** RECORDS PROVIDED **
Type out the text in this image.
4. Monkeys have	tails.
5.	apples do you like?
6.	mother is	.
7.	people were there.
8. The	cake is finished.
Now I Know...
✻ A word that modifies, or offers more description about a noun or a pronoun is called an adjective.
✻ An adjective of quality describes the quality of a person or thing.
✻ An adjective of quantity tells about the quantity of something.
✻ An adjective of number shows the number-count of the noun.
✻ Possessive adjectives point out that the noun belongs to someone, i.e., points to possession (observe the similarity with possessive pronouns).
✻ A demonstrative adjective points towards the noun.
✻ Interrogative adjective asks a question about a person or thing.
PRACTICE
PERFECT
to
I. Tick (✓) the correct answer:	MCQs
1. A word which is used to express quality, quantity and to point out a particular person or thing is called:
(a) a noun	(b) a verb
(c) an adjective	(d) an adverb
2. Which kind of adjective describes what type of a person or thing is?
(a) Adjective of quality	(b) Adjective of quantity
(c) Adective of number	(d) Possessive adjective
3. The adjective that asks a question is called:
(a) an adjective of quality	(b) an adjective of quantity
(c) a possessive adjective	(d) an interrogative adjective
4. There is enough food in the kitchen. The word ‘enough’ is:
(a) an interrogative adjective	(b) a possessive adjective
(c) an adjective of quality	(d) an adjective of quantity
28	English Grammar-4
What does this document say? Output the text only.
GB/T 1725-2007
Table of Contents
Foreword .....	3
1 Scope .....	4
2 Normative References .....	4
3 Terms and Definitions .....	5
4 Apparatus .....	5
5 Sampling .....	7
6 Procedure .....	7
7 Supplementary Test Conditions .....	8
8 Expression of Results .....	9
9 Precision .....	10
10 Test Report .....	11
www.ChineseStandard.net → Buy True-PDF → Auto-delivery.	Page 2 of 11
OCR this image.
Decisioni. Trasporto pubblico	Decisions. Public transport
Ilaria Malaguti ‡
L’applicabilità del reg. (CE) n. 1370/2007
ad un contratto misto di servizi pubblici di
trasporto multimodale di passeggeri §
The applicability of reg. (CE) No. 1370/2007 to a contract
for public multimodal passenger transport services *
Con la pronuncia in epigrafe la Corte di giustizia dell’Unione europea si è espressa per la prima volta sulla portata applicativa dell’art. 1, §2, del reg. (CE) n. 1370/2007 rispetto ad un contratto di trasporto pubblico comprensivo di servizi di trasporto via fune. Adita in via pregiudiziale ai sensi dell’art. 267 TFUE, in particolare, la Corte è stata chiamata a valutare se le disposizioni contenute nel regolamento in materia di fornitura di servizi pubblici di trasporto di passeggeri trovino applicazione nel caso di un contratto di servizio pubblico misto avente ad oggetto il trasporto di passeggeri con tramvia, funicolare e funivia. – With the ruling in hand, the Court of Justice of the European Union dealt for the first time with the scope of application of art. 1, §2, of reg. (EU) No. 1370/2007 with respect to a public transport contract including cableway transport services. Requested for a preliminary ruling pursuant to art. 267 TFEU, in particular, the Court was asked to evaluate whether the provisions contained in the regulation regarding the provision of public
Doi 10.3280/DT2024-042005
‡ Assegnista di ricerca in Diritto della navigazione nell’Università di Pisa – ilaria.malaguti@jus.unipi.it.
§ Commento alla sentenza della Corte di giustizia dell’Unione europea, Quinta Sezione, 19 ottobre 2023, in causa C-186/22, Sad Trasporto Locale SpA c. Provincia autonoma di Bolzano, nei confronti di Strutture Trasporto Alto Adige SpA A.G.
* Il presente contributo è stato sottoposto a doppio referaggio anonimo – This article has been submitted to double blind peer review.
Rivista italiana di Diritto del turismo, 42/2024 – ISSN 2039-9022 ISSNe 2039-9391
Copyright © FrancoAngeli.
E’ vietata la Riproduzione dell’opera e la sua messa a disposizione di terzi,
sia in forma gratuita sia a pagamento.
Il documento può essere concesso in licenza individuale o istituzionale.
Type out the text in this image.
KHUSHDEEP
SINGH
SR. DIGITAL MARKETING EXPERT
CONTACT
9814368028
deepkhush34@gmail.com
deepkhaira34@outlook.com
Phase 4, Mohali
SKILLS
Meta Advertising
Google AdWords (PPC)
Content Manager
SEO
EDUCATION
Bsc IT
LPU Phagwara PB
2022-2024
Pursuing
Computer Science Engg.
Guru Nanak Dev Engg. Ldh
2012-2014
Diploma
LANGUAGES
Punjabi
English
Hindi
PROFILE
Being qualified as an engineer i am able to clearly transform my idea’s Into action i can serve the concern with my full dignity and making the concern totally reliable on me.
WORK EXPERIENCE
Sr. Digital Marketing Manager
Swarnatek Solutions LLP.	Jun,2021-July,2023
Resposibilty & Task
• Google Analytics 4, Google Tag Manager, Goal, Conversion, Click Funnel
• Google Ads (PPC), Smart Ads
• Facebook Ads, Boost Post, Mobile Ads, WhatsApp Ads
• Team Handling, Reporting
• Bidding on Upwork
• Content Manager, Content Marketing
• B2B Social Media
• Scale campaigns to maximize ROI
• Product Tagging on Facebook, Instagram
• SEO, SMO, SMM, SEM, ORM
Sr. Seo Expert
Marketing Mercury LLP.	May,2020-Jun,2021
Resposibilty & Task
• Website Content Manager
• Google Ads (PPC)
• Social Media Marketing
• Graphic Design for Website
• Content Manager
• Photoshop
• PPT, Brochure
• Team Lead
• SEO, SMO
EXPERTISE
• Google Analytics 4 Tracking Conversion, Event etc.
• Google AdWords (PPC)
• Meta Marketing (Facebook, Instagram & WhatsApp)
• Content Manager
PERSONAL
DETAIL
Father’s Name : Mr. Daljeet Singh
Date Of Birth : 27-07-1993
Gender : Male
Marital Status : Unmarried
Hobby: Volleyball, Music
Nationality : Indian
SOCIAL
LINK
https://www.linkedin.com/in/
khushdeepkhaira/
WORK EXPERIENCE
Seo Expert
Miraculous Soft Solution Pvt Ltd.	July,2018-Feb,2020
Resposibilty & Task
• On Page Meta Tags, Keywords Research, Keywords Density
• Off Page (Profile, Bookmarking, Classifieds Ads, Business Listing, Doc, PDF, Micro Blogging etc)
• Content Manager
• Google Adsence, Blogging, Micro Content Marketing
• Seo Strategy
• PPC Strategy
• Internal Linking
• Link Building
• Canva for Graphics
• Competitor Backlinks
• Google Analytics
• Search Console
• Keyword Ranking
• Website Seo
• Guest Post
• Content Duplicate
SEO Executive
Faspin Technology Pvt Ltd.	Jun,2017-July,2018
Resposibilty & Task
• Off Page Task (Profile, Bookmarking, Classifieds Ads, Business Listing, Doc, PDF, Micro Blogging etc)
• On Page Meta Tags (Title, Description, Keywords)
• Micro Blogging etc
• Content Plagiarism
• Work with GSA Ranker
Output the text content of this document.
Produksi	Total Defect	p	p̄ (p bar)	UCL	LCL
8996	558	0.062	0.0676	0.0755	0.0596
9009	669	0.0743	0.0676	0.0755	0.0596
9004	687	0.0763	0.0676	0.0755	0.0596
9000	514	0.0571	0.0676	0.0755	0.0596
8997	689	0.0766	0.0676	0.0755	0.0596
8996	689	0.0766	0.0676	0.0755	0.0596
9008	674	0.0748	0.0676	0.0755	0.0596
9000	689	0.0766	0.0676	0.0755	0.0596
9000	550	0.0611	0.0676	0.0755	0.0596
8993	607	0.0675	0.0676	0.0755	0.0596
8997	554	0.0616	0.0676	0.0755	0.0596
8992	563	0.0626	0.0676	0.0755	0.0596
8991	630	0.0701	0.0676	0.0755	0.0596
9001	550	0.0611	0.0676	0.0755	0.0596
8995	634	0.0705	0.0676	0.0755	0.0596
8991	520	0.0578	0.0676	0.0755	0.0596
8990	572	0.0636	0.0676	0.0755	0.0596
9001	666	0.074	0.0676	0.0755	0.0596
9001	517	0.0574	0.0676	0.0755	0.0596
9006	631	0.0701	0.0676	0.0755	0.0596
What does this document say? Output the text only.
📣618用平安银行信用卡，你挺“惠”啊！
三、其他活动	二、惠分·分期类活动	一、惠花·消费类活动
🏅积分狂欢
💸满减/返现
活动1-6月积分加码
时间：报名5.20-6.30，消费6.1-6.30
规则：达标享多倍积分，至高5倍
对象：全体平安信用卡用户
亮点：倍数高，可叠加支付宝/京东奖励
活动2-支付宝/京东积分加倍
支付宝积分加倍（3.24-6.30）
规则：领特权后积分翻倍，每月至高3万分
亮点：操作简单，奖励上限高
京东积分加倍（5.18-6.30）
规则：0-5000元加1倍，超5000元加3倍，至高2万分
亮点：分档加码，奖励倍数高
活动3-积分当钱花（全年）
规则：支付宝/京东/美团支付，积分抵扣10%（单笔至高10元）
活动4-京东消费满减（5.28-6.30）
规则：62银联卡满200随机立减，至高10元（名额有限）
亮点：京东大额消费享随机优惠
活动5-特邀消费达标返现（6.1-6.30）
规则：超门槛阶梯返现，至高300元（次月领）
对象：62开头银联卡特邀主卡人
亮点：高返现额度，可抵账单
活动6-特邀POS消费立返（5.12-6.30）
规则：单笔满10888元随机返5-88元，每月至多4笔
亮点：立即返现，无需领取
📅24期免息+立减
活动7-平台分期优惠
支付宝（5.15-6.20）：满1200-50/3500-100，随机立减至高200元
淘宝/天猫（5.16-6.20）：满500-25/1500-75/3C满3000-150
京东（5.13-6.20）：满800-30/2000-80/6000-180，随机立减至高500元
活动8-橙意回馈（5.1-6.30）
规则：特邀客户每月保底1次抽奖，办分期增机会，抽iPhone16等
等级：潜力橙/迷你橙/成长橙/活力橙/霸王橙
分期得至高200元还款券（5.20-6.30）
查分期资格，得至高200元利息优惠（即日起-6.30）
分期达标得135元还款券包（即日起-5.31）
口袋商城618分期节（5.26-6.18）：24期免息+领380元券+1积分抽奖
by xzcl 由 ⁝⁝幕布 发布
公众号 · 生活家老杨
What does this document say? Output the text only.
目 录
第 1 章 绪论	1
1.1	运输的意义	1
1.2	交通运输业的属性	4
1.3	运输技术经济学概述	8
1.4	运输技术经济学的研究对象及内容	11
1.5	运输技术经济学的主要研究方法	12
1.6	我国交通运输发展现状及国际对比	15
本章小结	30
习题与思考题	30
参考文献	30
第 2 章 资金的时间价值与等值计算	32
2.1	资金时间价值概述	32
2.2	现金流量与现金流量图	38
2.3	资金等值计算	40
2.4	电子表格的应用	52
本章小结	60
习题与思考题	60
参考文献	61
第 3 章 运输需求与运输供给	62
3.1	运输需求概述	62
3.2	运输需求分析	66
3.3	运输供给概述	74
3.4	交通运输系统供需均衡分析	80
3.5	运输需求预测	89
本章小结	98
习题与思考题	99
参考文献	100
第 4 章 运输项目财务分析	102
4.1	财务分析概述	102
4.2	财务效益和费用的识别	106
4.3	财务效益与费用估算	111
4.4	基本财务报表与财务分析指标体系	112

** YOUR INSTRUCTIONS **
Read through the entries and copy each line in which "Micro" appears.

** THE RESPONSE **
• Off Page (Profile, Bookmarking, Classifieds Ads, Business Listing, Doc, PDF, Micro Blogging etc)
• Google Adsence, Blogging, Micro Content Marketing
• Off Page Task (Profile, Bookmarking, Classifieds Ads, Business Listing, Doc, PDF, Micro Blogging etc)
• Micro Blogging etc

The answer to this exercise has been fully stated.